┌──

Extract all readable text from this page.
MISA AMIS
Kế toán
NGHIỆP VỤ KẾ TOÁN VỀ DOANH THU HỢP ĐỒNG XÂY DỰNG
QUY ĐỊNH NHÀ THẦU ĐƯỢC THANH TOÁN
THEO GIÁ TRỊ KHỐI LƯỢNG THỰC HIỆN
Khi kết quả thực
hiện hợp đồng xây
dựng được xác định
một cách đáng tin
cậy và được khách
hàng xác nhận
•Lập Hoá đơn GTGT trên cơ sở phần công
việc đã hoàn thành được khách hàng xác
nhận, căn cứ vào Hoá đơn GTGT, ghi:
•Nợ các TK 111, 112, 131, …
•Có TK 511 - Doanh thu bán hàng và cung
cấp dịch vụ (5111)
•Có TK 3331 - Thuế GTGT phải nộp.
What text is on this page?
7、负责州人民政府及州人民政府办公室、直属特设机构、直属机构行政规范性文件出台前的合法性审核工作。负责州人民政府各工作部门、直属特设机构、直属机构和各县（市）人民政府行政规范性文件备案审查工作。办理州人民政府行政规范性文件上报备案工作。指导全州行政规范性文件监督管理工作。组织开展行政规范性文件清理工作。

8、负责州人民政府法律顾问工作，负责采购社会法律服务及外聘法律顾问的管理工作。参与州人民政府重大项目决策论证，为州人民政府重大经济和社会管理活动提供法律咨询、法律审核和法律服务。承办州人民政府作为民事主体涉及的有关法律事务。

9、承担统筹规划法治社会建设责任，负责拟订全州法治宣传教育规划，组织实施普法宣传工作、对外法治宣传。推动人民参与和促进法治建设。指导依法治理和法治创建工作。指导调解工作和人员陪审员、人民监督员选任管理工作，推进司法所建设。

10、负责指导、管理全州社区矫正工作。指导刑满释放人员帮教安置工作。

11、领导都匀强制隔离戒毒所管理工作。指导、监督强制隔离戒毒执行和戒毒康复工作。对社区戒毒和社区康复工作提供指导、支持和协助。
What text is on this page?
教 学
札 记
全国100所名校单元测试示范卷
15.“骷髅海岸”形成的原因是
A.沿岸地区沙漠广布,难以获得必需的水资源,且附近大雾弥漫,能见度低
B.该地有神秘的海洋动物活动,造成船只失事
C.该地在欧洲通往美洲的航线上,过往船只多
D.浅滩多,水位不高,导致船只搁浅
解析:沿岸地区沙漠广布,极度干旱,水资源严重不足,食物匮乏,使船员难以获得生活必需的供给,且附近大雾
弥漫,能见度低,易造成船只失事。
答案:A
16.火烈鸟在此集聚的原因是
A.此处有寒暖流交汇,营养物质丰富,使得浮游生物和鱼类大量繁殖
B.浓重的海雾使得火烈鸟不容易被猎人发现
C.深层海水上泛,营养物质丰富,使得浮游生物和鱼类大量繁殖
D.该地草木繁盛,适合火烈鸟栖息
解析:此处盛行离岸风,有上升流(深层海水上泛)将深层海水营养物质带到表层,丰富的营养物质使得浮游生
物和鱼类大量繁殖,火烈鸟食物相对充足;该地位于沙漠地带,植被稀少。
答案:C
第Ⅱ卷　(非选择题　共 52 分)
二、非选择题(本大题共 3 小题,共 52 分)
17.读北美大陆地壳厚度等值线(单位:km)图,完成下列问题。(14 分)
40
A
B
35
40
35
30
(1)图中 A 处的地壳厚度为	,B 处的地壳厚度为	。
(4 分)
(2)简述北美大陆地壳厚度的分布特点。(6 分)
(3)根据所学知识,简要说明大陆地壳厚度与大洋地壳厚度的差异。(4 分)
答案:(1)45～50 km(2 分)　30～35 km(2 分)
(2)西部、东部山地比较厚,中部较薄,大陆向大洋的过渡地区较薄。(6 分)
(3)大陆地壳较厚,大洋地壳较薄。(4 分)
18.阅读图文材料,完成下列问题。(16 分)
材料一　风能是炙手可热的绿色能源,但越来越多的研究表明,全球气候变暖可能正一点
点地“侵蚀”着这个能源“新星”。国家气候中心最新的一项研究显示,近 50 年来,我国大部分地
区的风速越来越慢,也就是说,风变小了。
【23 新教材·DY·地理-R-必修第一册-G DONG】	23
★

└──

— THE EXERCISE —
Search the records for the string "完成下列问题" and return every line in which it occurs.

— TASK RESULT —
17.读北美大陆地壳厚度等值线(单位:km)图,完成下列问题。(14 分)
18.阅读图文材料,完成下列问题。(16 分)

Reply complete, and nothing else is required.